Act One: The Arrival of the Information
Something lands in your brain. It could be anything. A name. A task. A brilliant idea that would genuinely change your life. A thing you need to buy at Target. Whatever it is, it arrives with the quiet confidence of something important, and your brain receives it warmly.
For approximately four seconds, you are in full possession of this information. You understand it. You own it. It is yours.
Act Two: The Fateful Decision
Your phone is right there. The Notes app is two taps away. A pen exists somewhere in this house, probably. There are seventeen ways to preserve this thought for future use, and you are aware of all of them.
You choose none of them.
Instead, you make the decision — and let's be honest, it always feels like a reasonable decision in the moment — that this particular piece of information is simply too obvious, too vivid, too deeply embedded in your consciousness to require documentation. You're not going to forget this. This one is different.
"I'll remember it," you say, to no one, with full conviction.
Act Three: The Distraction
Something happens. It doesn't even have to be significant. Your phone buzzes. Someone says your name. You walk into a different room. A dog barks somewhere outside. The specific trigger barely matters because the result is always identical:
The information is gone.
Not filed away. Not temporarily misplaced. Gone. Evaporated. Erased with the clean efficiency of a server wipe. Your brain, which moments ago was holding this thing so carefully, has moved on entirely and shows zero remorse about it.

### Extracted data
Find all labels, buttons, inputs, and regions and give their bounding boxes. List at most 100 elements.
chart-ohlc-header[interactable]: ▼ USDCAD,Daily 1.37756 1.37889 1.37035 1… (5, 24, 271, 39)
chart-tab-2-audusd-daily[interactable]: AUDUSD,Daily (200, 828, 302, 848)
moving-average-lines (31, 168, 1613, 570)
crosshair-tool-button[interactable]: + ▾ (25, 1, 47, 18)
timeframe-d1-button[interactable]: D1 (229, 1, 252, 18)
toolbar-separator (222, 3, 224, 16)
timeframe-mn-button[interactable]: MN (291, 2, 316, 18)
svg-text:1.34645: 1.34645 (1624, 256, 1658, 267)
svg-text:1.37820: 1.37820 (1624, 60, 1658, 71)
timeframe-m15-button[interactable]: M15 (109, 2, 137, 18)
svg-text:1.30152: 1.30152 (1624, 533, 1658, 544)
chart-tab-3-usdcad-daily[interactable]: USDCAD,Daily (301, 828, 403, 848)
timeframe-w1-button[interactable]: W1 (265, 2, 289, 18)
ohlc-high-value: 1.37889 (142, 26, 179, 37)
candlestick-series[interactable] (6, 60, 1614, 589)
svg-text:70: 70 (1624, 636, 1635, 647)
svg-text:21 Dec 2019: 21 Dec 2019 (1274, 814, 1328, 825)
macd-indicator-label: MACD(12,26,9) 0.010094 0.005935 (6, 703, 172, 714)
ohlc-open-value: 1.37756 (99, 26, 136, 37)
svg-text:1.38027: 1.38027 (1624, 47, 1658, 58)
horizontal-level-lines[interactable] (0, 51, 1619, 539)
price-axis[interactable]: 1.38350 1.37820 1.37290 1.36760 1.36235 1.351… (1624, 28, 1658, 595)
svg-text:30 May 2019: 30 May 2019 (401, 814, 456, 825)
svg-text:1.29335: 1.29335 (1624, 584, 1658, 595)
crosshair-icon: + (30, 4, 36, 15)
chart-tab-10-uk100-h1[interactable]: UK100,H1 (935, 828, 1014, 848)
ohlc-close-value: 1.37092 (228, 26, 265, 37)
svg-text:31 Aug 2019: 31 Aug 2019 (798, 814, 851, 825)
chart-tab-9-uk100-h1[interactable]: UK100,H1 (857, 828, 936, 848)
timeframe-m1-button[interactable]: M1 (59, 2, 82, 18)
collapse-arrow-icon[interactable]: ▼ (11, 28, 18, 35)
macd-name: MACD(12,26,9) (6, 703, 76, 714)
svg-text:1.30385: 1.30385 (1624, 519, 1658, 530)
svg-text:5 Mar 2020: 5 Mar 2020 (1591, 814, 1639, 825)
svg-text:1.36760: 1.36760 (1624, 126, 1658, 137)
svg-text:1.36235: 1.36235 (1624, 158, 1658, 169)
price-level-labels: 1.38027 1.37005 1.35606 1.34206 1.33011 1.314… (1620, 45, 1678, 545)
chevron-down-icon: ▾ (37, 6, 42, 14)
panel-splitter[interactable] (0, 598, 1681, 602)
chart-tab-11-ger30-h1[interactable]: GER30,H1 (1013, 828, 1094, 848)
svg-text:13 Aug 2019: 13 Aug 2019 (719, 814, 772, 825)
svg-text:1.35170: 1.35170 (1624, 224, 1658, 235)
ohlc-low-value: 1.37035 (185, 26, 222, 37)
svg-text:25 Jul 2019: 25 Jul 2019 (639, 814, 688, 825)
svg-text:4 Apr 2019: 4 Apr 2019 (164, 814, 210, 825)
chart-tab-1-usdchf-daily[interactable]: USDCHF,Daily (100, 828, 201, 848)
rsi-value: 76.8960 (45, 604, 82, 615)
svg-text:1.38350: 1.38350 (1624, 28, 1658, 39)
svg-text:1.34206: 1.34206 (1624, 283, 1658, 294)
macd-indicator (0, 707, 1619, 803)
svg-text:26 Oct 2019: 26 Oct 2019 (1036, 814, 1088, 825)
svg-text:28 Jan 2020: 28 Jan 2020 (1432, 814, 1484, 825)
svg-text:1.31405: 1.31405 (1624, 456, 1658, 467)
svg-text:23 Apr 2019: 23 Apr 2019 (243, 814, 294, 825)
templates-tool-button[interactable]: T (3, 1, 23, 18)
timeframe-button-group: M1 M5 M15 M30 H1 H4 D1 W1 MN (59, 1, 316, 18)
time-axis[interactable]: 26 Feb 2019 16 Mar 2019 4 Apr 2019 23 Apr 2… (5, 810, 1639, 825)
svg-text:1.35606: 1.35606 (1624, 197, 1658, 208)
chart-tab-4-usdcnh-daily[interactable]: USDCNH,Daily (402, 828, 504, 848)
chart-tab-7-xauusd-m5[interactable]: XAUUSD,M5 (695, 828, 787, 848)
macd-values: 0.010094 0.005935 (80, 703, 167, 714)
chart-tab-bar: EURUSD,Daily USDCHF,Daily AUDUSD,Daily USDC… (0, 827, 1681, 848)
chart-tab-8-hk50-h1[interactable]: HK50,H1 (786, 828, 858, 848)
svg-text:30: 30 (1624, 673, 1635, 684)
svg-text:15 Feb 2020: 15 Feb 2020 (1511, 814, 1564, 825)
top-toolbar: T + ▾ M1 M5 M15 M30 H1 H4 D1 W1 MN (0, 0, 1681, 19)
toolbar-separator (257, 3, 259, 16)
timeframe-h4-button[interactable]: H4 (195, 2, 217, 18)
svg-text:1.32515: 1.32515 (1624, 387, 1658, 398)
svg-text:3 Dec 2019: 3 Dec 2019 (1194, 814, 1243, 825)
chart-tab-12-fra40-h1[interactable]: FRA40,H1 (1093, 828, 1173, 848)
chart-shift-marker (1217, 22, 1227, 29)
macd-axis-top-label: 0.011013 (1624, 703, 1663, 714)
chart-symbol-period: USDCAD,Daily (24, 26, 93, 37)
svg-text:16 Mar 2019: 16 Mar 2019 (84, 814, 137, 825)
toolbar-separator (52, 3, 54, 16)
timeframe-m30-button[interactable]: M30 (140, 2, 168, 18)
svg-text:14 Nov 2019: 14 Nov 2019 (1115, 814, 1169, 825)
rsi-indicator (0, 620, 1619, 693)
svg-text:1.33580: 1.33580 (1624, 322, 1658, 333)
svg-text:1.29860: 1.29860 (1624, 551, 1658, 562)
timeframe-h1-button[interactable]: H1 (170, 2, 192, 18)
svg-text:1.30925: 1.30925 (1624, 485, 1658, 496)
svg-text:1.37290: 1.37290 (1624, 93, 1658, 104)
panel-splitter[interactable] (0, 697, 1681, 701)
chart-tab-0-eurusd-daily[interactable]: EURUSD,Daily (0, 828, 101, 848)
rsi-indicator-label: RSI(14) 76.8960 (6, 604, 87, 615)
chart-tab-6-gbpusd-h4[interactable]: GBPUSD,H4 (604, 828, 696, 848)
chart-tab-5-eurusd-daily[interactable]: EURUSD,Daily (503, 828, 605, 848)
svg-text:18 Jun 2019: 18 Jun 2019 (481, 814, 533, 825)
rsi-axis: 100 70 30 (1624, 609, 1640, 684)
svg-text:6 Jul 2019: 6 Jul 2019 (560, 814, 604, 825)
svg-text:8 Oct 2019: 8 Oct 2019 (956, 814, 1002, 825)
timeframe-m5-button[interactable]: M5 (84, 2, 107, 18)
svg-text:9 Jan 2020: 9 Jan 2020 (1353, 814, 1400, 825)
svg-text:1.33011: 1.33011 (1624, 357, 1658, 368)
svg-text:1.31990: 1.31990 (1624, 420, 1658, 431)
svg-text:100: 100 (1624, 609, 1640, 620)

### Stated problem
Write out the piece about forgetting information from "Act Two: The" to "all of them.", changing "seventeen" to "twelve".

### Complete answer
Act Two: The Fateful Decision
Your phone is right there. The Notes app is two taps away. A pen exists somewhere in this house, probably. There are twelve ways to preserve this thought for future use, and you are aware of all of them.